--- begin Recorded data ---

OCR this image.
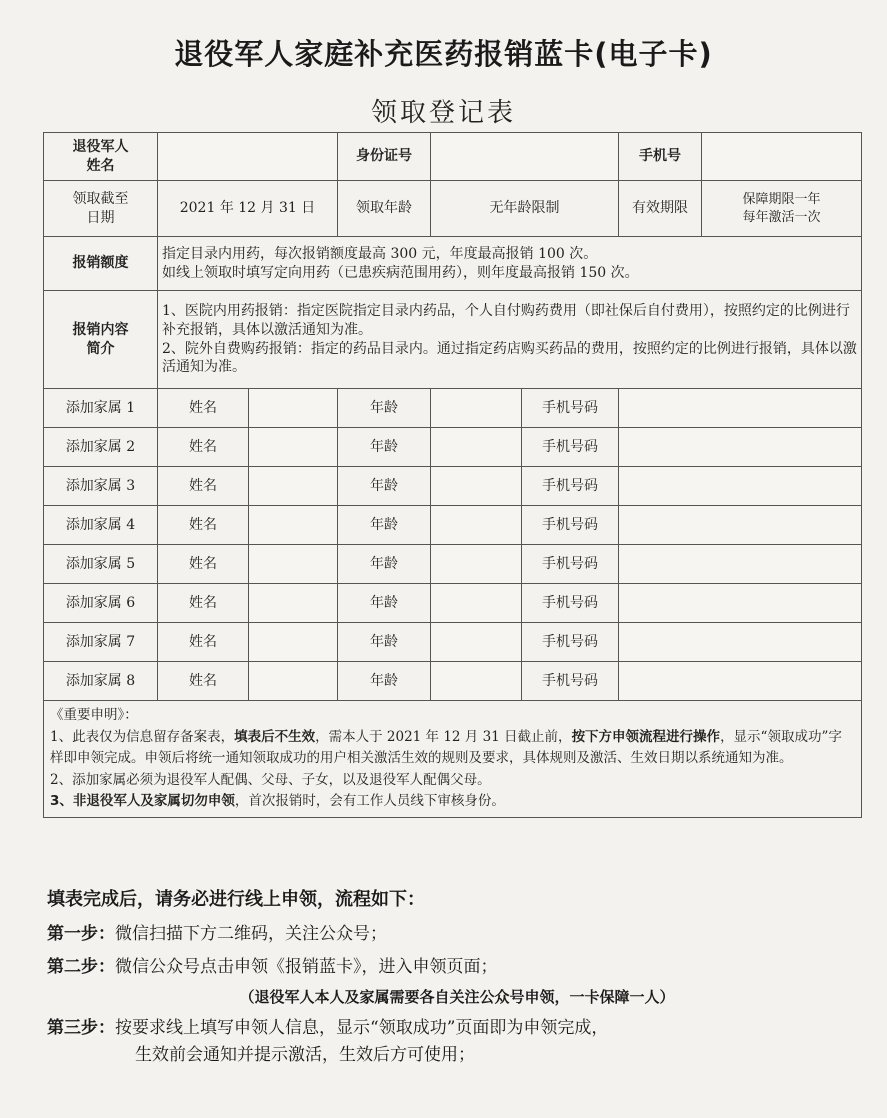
退役军人家庭补充医药报销蓝卡(电子卡)
领取登记表
退役军人
姓名			身份证号			手机号	
领取截至
日期	2021 年 12 月 31 日		领取年龄	无年龄限制		有效期限	保障期限一年
每年激活一次
报销额度	指定目录内用药，每次报销额度最高 300 元，年度最高报销 100 次。
如线上领取时填写定向用药（已患疾病范围用药），则年度最高报销 150 次。						
报销内容
简介	1、医院内用药报销：指定医院指定目录内药品，个人自付购药费用（即社保后自付费用），按照约定的比例进行补充报销，具体以激活通知为准。
2、院外自费购药报销：指定的药品目录内。通过指定药店购买药品的费用，按照约定的比例进行报销，具体以激活通知为准。						
添加家属 1	姓名		年龄		手机号码		
添加家属 2	姓名		年龄		手机号码		
添加家属 3	姓名		年龄		手机号码		
添加家属 4	姓名		年龄		手机号码		
添加家属 5	姓名		年龄		手机号码		
添加家属 6	姓名		年龄		手机号码		
添加家属 7	姓名		年龄		手机号码		
添加家属 8	姓名		年龄		手机号码		

《重要申明》：
1、此表仅为信息留存备案表，填表后不生效，需本人于 2021 年 12 月 31 日截止前，按下方申领流程进行操作，显示“领取成功”字样即申领完成。申领后将统一通知领取成功的用户相关激活生效的规则及要求，具体规则及激活、生效日期以系统通知为准。
2、添加家属必须为退役军人配偶、父母、子女，以及退役军人配偶父母。
3、非退役军人及家属切勿申领，首次报销时，会有工作人员线下审核身份。							
填表完成后，请务必进行线上申领，流程如下：
第一步：微信扫描下方二维码，关注公众号；
第二步：微信公众号点击申领《报销蓝卡》，进入申领页面；
（退役军人本人及家属需要各自关注公众号申领，一卡保障一人）
第三步：按要求线上填写申领人信息，显示“领取成功”页面即为申领完成，
生效前会通知并提示激活，生效后方可使用；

--- end Recorded data ---

▶ [Set problem]:
Leave out the pictures and transcribe the entries above exactly.

▶ [Response to the exercise]:
OCR this image.
退役军人家庭补充医药报销蓝卡(电子卡)
领取登记表
退役军人
姓名			身份证号			手机号	
领取截至
日期	2021 年 12 月 31 日		领取年龄	无年龄限制		有效期限	保障期限一年
每年激活一次
报销额度	指定目录内用药，每次报销额度最高 300 元，年度最高报销 100 次。
如线上领取时填写定向用药（已患疾病范围用药），则年度最高报销 150 次。						
报销内容
简介	1、医院内用药报销：指定医院指定目录内药品，个人自付购药费用（即社保后自付费用），按照约定的比例进行补充报销，具体以激活通知为准。
2、院外自费购药报销：指定的药品目录内。通过指定药店购买药品的费用，按照约定的比例进行报销，具体以激活通知为准。						
添加家属 1	姓名		年龄		手机号码		
添加家属 2	姓名		年龄		手机号码		
添加家属 3	姓名		年龄		手机号码		
添加家属 4	姓名		年龄		手机号码		
添加家属 5	姓名		年龄		手机号码		
添加家属 6	姓名		年龄		手机号码		
添加家属 7	姓名		年龄		手机号码		
添加家属 8	姓名		年龄		手机号码		

《重要申明》：
1、此表仅为信息留存备案表，填表后不生效，需本人于 2021 年 12 月 31 日截止前，按下方申领流程进行操作，显示“领取成功”字样即申领完成。申领后将统一通知领取成功的用户相关激活生效的规则及要求，具体规则及激活、生效日期以系统通知为准。
2、添加家属必须为退役军人配偶、父母、子女，以及退役军人配偶父母。
3、非退役军人及家属切勿申领，首次报销时，会有工作人员线下审核身份。							
填表完成后，请务必进行线上申领，流程如下：
第一步：微信扫描下方二维码，关注公众号；
第二步：微信公众号点击申领《报销蓝卡》，进入申领页面；
（退役军人本人及家属需要各自关注公众号申领，一卡保障一人）
第三步：按要求线上填写申领人信息，显示“领取成功”页面即为申领完成，
生效前会通知并提示激活，生效后方可使用；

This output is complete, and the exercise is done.